DIRECTIONS FOR THIS TASK: Pick out all lines in the listing holding the string "text" and copy them.

* begin DATA SUPPLIED *

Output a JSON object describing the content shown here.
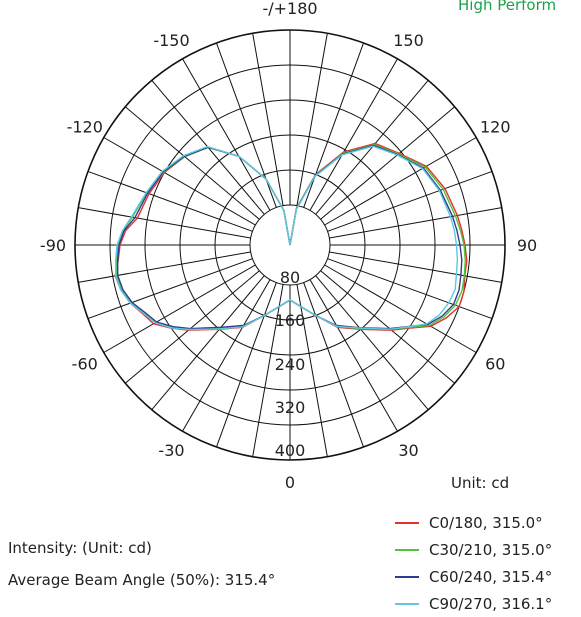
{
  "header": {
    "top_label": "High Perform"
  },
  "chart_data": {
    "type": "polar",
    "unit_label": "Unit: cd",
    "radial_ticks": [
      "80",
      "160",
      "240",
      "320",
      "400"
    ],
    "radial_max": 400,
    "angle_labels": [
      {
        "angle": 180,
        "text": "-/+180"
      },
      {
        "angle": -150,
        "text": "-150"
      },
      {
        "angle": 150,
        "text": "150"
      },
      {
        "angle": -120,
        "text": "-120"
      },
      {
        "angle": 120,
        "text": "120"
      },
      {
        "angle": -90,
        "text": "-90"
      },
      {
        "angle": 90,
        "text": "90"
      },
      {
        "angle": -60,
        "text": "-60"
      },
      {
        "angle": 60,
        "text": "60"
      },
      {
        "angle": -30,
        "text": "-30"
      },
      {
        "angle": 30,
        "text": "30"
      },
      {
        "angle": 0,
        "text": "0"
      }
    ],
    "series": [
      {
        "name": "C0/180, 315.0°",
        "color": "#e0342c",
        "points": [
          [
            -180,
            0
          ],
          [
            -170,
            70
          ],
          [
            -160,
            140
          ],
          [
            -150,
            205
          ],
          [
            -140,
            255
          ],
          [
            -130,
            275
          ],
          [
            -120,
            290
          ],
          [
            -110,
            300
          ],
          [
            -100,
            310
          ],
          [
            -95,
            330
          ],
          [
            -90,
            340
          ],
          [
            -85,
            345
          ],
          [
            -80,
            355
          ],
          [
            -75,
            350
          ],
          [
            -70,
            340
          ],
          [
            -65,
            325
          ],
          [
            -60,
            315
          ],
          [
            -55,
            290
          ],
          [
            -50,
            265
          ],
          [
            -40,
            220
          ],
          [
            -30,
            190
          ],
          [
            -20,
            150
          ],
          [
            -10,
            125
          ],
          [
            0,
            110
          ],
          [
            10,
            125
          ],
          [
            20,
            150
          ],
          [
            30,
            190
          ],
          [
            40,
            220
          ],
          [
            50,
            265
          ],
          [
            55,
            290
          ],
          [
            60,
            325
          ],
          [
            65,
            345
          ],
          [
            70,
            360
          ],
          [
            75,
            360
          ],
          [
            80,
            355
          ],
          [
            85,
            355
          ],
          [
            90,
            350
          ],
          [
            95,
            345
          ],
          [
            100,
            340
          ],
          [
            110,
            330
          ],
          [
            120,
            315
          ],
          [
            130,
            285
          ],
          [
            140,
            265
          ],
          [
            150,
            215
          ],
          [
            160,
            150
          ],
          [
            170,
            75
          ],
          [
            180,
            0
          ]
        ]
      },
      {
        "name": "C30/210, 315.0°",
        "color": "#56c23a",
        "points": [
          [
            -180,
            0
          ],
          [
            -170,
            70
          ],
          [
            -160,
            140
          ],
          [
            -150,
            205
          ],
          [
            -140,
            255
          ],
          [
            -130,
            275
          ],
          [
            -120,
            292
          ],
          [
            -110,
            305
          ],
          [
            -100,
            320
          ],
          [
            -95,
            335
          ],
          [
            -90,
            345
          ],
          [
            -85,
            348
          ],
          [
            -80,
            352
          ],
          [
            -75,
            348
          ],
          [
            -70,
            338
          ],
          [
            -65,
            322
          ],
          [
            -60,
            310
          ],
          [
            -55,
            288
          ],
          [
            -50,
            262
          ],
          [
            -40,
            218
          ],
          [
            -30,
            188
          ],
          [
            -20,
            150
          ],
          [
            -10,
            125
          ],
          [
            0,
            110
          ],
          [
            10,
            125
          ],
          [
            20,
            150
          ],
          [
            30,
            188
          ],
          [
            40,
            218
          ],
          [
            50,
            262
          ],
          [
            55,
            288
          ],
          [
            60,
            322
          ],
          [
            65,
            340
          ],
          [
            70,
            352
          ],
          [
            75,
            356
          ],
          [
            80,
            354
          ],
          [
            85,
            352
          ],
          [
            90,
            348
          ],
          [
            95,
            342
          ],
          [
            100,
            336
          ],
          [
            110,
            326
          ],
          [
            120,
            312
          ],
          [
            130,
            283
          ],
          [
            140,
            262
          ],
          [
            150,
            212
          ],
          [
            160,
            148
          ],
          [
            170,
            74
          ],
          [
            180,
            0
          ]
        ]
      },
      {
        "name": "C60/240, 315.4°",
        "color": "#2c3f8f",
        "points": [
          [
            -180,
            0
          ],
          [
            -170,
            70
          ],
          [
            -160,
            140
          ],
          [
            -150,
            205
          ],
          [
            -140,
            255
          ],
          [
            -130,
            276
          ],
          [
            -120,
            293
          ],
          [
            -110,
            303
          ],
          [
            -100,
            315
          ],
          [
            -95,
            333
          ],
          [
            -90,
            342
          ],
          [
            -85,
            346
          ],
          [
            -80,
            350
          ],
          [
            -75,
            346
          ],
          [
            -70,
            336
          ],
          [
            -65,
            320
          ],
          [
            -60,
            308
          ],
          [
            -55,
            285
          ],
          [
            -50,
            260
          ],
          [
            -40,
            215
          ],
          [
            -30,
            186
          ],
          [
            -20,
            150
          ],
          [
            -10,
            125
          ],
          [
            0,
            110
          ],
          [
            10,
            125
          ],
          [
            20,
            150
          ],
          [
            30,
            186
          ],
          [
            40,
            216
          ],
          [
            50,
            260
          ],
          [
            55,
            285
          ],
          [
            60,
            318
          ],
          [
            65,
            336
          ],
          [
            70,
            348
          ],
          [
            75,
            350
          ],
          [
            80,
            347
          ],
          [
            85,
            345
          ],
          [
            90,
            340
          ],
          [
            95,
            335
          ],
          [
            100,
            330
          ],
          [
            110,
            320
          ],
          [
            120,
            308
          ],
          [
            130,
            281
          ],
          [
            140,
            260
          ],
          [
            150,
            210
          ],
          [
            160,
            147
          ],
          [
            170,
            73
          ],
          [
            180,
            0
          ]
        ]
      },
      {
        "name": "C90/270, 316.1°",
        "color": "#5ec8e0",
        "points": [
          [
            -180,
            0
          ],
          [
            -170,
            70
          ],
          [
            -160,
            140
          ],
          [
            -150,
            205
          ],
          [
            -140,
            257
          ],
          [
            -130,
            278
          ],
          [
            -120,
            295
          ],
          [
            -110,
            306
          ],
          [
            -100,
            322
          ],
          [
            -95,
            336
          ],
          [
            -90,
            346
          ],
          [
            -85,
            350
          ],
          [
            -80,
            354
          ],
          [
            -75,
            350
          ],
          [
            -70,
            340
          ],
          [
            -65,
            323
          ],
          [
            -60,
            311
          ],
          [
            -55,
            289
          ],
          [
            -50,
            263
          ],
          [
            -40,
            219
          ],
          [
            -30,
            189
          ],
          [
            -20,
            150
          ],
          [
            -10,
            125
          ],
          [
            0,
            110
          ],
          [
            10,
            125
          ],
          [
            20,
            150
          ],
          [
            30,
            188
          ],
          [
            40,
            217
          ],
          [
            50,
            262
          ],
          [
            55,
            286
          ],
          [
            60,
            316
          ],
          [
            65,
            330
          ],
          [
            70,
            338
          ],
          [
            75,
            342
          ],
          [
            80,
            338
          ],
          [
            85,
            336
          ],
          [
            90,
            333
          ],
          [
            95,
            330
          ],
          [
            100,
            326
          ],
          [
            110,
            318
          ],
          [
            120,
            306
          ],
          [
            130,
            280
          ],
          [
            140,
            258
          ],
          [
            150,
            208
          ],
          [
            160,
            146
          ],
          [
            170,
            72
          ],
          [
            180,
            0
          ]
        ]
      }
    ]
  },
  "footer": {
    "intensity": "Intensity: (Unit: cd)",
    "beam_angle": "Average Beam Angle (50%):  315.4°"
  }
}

* end DATA SUPPLIED *

RESULT BELOW:
        "text": "-/+180"
        "text": "-150"
        "text": "150"
        "text": "-120"
        "text": "120"
        "text": "-90"
        "text": "90"
        "text": "-60"
        "text": "60"
        "text": "-30"
        "text": "30"
        "text": "0"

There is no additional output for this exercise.